◆ Vorliegender Text:
+--

Bernhard Klamroth
15. August 1944, Berlin-Plötzensee
Bernhard Klamroth tritt 1930 in die Reichswehr ein und nimmt 1939 als Kompaniechef am Krieg gegen Polen teil. Er wird ab März 1942 als Generalstabsoffizier der 4. Armee an der Ostfront eingesetzt, wo er mit dem Ersten Offizier des Stabes Hellmuth Stieff zusammenarbeitet.
Nachdem Stieff im Oktober 1942 in die Organisationsabteilung des Heeres nach Berlin versetzt worden ist, fordert er bald darauf Klamroth für eine Dienststelle in seinem Verantwortungsbereich an. Er informiert Klamroth, dass aus dem Kreis um den ehemaligen Generalfeldmarschall Erwin von Witzleben die Generäle Friedrich Olbricht, Fritz Lindemann, Erich Fellgiebel und andere den Sturz Hitlers planen.
Klamroth beschafft im Mai 1944 zusammen mit Albrecht von Hagen den Sprengstoff für das geplante Attentat. Seit Januar 1943 ist er mit Ursula Klamroth verheiratet, der Tochter seines Vetters Johannes Georg Klamroth, den er am 10. Juli 1944 von den Absichten der Verschwörer unterrichtet.

+--

◆ Aufgabe A:
Nennen Sie alle Generäle, die im Text über Bernhard Klamroth namentlich als Planer des Sturzes Hitlers aufgeführt werden.
◆ Aufgabe B:
Geben Sie an, ob die folgenden Aussagen dem Text über Bernhard Klamroth entsprechen, und belegen Sie jede Entscheidung mit einem wörtlichen Zitat daraus: (i) Klamroth trat 1930 in die Reichswehr ein. (ii) Klamroth beschaffte den Sprengstoff für das Attentat allein. (iii) Klamroth heiratete Ursula Klamroth im Juli 1944.
◆ Aufgabe C:
Greifen Sie den Text über Bernhard Klamroth auf und führen Sie ihn im Anschluss an seinen letzten Satz fort.
Die Datensätze spielen dabei keine Rolle.

◆ Datenliste:

+--

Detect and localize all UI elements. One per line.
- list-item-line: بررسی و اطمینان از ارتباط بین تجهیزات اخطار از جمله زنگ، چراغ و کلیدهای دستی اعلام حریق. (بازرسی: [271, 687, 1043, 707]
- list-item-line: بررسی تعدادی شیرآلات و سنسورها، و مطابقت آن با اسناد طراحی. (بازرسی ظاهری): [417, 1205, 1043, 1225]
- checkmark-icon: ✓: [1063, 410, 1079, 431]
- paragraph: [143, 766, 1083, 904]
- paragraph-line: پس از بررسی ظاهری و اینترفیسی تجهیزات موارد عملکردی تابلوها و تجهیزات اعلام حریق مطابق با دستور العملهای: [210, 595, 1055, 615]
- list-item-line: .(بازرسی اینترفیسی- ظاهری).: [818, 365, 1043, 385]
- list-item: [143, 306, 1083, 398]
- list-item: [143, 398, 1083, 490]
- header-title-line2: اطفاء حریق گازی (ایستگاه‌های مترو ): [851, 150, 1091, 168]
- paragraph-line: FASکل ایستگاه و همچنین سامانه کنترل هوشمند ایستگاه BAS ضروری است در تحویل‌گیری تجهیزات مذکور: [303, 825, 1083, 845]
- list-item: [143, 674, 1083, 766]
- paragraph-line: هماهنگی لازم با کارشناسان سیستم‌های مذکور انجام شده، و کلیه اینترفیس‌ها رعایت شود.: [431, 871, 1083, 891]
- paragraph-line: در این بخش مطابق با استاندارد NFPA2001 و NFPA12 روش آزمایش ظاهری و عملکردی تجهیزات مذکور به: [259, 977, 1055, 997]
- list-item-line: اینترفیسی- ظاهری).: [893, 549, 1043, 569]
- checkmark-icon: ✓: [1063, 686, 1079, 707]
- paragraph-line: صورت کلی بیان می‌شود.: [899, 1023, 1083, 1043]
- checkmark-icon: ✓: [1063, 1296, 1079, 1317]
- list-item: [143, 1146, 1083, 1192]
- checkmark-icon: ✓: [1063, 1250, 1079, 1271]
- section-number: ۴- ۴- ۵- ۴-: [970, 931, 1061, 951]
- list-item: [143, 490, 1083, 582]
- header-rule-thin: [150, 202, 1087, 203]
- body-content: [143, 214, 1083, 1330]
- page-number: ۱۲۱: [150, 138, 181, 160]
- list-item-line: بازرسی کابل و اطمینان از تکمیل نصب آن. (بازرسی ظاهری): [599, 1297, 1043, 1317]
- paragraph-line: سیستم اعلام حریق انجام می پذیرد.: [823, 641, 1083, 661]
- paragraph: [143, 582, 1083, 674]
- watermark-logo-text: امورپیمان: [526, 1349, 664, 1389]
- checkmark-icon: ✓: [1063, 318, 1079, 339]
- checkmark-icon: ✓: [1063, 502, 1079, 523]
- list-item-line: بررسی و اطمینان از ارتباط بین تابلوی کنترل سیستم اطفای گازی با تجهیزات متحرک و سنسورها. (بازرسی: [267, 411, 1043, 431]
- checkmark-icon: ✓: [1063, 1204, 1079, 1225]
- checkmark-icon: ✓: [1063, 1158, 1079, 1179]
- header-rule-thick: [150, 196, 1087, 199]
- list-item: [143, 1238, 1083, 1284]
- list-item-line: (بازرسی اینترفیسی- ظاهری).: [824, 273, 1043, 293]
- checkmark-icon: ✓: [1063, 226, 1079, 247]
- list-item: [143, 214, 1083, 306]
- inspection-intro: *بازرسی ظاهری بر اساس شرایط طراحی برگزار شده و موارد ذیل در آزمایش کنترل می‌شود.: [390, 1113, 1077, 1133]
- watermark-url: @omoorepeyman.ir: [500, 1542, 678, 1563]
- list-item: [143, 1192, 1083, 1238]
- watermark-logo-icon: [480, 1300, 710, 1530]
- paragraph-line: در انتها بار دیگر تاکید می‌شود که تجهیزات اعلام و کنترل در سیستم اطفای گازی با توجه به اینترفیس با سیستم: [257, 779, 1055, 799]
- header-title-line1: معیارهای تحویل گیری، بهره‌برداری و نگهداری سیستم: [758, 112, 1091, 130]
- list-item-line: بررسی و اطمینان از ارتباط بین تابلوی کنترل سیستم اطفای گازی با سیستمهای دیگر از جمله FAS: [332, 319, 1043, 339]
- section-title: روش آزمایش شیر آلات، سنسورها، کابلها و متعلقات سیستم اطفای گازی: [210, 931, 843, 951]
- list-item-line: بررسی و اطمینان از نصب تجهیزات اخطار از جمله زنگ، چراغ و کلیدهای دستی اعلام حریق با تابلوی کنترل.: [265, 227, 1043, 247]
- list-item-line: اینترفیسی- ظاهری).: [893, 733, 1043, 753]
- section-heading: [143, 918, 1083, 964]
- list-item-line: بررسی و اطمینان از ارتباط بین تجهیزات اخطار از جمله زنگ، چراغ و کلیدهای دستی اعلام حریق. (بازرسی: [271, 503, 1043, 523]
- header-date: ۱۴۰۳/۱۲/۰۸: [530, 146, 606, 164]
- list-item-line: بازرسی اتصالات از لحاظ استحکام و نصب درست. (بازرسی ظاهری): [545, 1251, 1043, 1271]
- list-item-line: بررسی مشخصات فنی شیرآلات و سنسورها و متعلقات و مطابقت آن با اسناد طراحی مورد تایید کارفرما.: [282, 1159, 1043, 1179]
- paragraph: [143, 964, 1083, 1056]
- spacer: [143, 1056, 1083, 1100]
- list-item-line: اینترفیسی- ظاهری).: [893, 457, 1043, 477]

+--

◆ Antwort A:
Friedrich Olbricht, Fritz Lindemann, Erich Fellgiebel

◆ Antwort B:
(i) Ja: „Bernhard Klamroth tritt 1930 in die Reichswehr ein“
(ii) Nein: „Klamroth beschafft im Mai 1944 zusammen mit Albrecht von Hagen den Sprengstoff für das geplante Attentat.“
(iii) Nein: „Seit Januar 1943 ist er mit Ursula Klamroth verheiratet“

◆ Antwort C:
Nach dem Scheitern des Umsturzversuchs wird Bernhard Klamroth am 21. Juli 1944, einen Tag vor der Geburt seines Sohnes, von der Gestapo festgenommen und in das Zellengefängnis Lehrter Straße 3 eingeliefert. Anfang August werden seine Eltern und sein Bruder Walter in „Sippenhaft” genommen.
Zusammen mit seinem Schwiegervater Johannes Georg Klamroth, Egbert Hayessen, Wolf Heinrich Graf von Helldorf, Adam von Trott zu Solz und Hans Bernd von Haeften wird Bernhard Klamroth am 15. August 1944 vom „Volksgerichtshof” zum Tode verurteilt. Er wird noch am selben Tag in Berlin-Plötzensee ermordet.